== Task brief ==
Write out all of the entries that follow, word for word, but skip the pictures.

== Entries supplied ==
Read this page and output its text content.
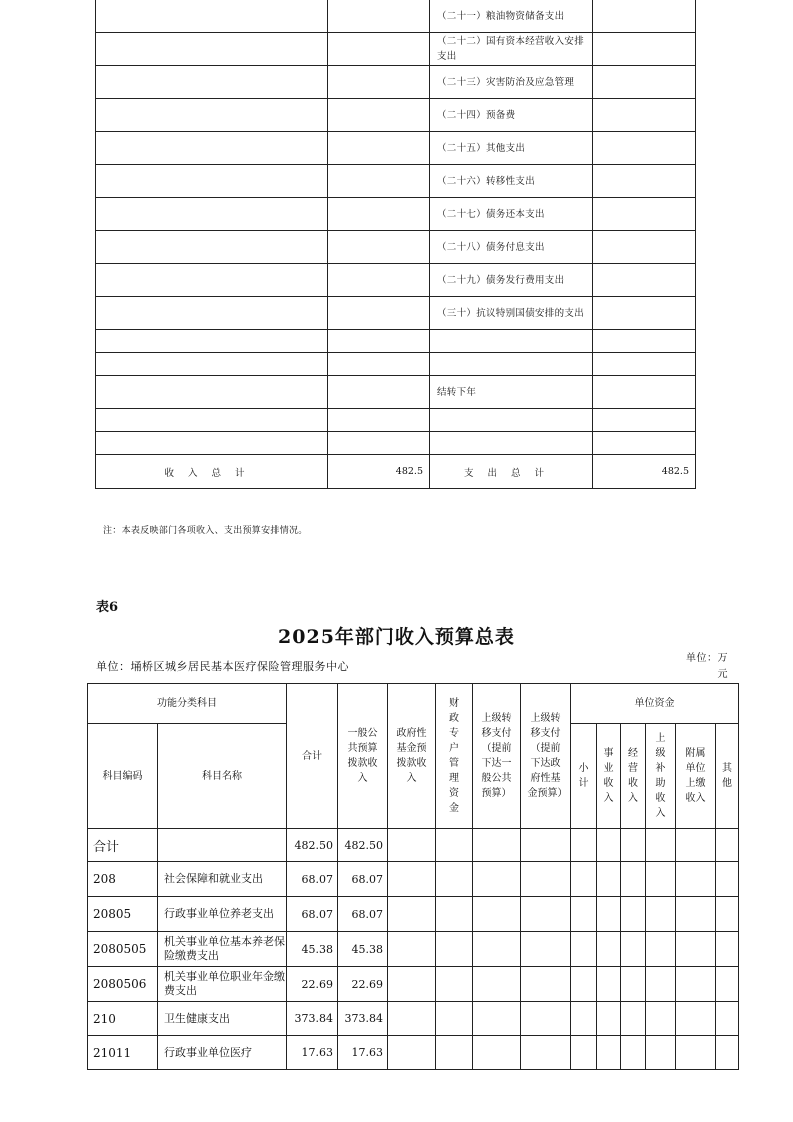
		（二十一）粮油物资储备支出	
		（二十二）国有资本经营收入安排支出	
		（二十三）灾害防治及应急管理	
		（二十四）预备费	
		（二十五）其他支出	
		（二十六）转移性支出	
		（二十七）债务还本支出	
		（二十八）债务付息支出	
		（二十九）债务发行费用支出	
		（三十）抗议特别国债安排的支出	

		结转下年	

收入总计	482.5	支出总计	482.5
注：本表反映部门各项收入、支出预算安排情况。
表6
2025年部门收入预算总表
单位：埇桥区城乡居民基本医疗保险管理服务中心
单位：万元
功能分类科目		合计	一般公共预算拨款收入	政府性基金预拨款收入	财政专户管理资金	上级转移支付（提前下达一般公共预算）	上级转移支付（提前下达政府性基金预算）	单位资金					
科目编码	科目名称							小计	事业收入	经营收入	上级补助收入	附属单位上缴收入	其他
合计		482.50	482.50										
208	社会保障和就业支出	68.07	68.07										
20805	行政事业单位养老支出	68.07	68.07										
2080505	机关事业单位基本养老保险缴费支出	45.38	45.38										
2080506	机关事业单位职业年金缴费支出	22.69	22.69										
210	卫生健康支出	373.84	373.84										
21011	行政事业单位医疗	17.63	17.63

== Solution below ==
Read this page and output its text content.
		（二十一）粮油物资储备支出	
		（二十二）国有资本经营收入安排支出	
		（二十三）灾害防治及应急管理	
		（二十四）预备费	
		（二十五）其他支出	
		（二十六）转移性支出	
		（二十七）债务还本支出	
		（二十八）债务付息支出	
		（二十九）债务发行费用支出	
		（三十）抗议特别国债安排的支出	

		结转下年	

收入总计	482.5	支出总计	482.5
注：本表反映部门各项收入、支出预算安排情况。
表6
2025年部门收入预算总表
单位：埇桥区城乡居民基本医疗保险管理服务中心
单位：万元
功能分类科目		合计	一般公共预算拨款收入	政府性基金预拨款收入	财政专户管理资金	上级转移支付（提前下达一般公共预算）	上级转移支付（提前下达政府性基金预算）	单位资金					
科目编码	科目名称							小计	事业收入	经营收入	上级补助收入	附属单位上缴收入	其他
合计		482.50	482.50										
208	社会保障和就业支出	68.07	68.07										
20805	行政事业单位养老支出	68.07	68.07										
2080505	机关事业单位基本养老保险缴费支出	45.38	45.38										
2080506	机关事业单位职业年金缴费支出	22.69	22.69										
210	卫生健康支出	373.84	373.84										
21011	行政事业单位医疗	17.63	17.63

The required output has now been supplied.